Provide the number of lines containing the word "source", and nothing else.

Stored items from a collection
◆ ◆ ◆ ◆

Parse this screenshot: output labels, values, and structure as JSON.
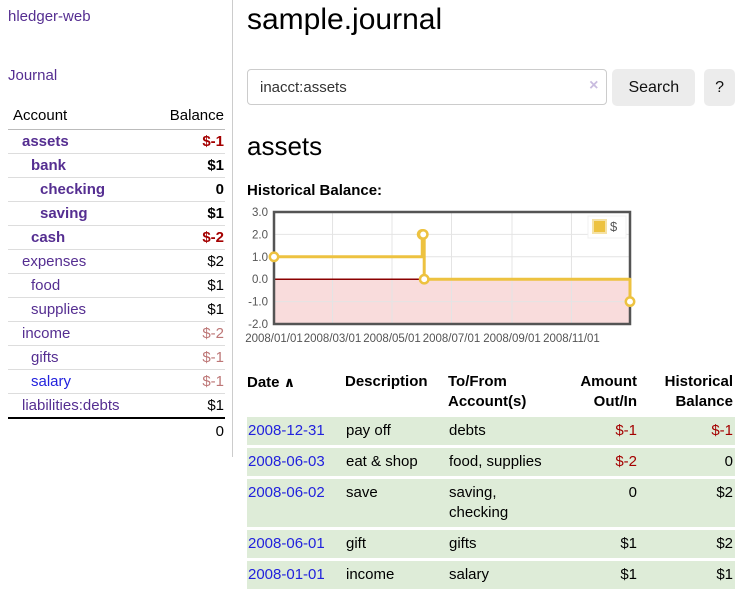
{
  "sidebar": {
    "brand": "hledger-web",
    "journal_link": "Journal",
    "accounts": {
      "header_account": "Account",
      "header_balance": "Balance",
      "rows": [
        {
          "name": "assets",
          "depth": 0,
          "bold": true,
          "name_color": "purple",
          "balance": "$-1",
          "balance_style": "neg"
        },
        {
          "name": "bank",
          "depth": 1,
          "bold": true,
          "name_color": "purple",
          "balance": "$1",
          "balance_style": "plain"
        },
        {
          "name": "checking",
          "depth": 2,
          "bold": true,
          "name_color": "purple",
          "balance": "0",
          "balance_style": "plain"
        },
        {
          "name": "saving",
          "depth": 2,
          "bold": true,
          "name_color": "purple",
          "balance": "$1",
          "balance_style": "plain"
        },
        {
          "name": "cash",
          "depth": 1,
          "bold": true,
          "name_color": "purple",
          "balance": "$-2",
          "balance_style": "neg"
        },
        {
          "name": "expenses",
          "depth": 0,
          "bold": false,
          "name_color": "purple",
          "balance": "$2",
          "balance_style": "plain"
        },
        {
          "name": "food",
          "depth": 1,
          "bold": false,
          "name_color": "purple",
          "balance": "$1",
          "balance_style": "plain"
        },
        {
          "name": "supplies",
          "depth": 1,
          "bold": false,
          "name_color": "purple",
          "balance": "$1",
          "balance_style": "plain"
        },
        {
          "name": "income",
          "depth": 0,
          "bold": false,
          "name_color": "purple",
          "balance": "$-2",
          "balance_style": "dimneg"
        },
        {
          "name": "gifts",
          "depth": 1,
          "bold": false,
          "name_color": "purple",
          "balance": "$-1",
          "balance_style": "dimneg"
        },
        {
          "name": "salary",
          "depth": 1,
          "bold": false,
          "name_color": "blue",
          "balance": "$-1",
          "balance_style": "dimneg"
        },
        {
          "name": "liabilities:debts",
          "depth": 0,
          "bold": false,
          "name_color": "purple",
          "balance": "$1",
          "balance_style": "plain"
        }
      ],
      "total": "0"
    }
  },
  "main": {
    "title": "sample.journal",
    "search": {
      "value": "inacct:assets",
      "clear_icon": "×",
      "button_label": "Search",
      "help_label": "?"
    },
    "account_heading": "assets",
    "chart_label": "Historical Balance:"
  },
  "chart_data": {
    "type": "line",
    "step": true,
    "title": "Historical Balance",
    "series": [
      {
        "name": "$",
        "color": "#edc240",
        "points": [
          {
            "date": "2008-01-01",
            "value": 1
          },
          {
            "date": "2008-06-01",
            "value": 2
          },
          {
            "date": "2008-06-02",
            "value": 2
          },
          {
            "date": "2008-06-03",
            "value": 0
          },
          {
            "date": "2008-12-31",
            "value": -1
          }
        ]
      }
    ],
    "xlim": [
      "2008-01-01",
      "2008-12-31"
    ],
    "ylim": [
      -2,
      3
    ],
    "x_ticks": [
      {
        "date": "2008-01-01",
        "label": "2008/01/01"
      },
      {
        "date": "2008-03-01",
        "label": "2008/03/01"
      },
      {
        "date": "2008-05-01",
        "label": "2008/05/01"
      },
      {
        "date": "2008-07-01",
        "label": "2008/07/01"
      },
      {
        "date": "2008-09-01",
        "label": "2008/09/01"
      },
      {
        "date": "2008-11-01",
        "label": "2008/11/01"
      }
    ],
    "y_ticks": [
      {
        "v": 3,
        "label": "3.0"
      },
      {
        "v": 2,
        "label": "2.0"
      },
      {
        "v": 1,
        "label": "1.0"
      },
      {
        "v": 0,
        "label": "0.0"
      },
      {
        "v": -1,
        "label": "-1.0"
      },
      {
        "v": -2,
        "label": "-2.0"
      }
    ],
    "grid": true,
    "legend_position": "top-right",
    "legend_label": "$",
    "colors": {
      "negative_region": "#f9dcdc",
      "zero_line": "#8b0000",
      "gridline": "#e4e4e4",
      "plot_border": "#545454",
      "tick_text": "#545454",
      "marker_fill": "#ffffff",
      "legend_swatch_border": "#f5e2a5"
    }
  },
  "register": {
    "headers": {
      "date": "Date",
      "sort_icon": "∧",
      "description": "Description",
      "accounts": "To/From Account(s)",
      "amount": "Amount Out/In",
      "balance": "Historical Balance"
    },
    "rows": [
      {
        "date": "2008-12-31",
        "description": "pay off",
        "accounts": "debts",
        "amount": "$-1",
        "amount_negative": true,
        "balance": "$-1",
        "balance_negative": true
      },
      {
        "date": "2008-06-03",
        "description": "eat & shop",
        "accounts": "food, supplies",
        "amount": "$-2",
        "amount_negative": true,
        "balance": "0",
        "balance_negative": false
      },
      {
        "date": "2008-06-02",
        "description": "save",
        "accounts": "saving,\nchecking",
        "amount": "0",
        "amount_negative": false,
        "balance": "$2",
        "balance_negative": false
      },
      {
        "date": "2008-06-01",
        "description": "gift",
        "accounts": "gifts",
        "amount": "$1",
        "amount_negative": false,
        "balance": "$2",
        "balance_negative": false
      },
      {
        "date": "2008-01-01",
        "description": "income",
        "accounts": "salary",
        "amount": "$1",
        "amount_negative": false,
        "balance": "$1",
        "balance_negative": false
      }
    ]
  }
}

◆ ◆ ◆ ◆

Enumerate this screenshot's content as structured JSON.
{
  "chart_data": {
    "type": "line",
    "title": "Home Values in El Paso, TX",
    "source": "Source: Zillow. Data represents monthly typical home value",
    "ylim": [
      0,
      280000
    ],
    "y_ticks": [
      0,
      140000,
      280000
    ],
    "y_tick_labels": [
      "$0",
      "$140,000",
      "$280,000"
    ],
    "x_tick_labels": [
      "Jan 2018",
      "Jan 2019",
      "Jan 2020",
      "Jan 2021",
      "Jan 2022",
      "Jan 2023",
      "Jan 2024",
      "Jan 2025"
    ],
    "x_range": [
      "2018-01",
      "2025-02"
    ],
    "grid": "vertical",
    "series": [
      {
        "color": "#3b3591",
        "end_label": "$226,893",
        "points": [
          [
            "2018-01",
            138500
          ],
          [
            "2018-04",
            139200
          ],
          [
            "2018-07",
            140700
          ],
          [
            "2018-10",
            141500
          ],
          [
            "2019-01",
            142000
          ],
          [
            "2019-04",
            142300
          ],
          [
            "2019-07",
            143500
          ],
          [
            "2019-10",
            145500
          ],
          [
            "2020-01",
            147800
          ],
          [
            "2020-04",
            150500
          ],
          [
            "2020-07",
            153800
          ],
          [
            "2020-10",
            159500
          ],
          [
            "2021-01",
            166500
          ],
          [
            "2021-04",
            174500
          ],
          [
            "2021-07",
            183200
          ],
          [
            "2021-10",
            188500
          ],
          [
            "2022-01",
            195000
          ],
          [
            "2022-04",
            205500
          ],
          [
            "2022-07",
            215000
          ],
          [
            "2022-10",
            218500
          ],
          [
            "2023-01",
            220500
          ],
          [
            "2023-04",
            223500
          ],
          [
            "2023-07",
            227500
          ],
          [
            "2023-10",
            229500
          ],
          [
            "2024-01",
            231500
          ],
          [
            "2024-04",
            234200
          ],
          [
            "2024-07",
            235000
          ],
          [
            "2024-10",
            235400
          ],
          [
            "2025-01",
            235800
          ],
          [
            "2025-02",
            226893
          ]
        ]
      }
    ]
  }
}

◆ ◆ ◆ ◆

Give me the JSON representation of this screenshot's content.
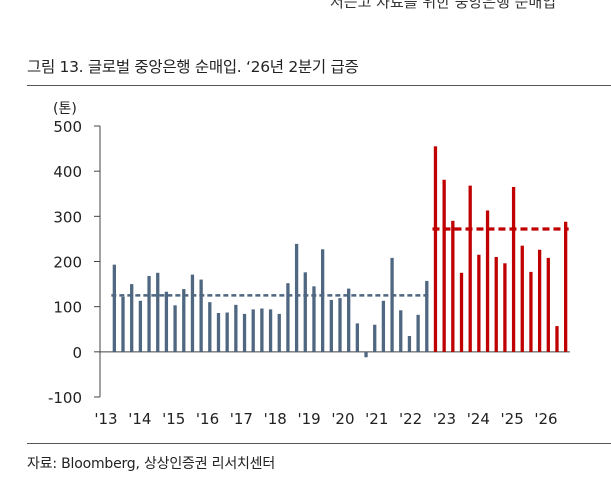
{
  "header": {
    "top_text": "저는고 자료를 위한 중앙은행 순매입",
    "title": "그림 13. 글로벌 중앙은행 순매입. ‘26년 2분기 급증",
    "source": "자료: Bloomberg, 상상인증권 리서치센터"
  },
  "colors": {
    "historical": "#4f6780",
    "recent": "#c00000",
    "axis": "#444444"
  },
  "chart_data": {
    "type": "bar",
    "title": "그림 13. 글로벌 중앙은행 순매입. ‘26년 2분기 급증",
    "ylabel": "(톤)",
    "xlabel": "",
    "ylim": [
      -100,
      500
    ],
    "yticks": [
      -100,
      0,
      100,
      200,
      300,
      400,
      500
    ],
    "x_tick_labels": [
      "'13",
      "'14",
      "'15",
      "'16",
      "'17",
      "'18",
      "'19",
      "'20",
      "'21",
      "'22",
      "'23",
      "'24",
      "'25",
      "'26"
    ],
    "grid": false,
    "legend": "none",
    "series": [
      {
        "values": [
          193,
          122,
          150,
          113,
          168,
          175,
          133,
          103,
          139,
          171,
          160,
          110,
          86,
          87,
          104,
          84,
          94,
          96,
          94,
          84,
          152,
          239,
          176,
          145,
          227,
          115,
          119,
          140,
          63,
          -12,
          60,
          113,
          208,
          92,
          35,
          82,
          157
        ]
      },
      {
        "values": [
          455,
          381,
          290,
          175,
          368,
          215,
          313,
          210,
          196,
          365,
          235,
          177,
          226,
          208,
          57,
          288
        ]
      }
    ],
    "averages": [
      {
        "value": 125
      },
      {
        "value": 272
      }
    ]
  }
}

◆ ◆ ◆ ◆

◆ Task response
2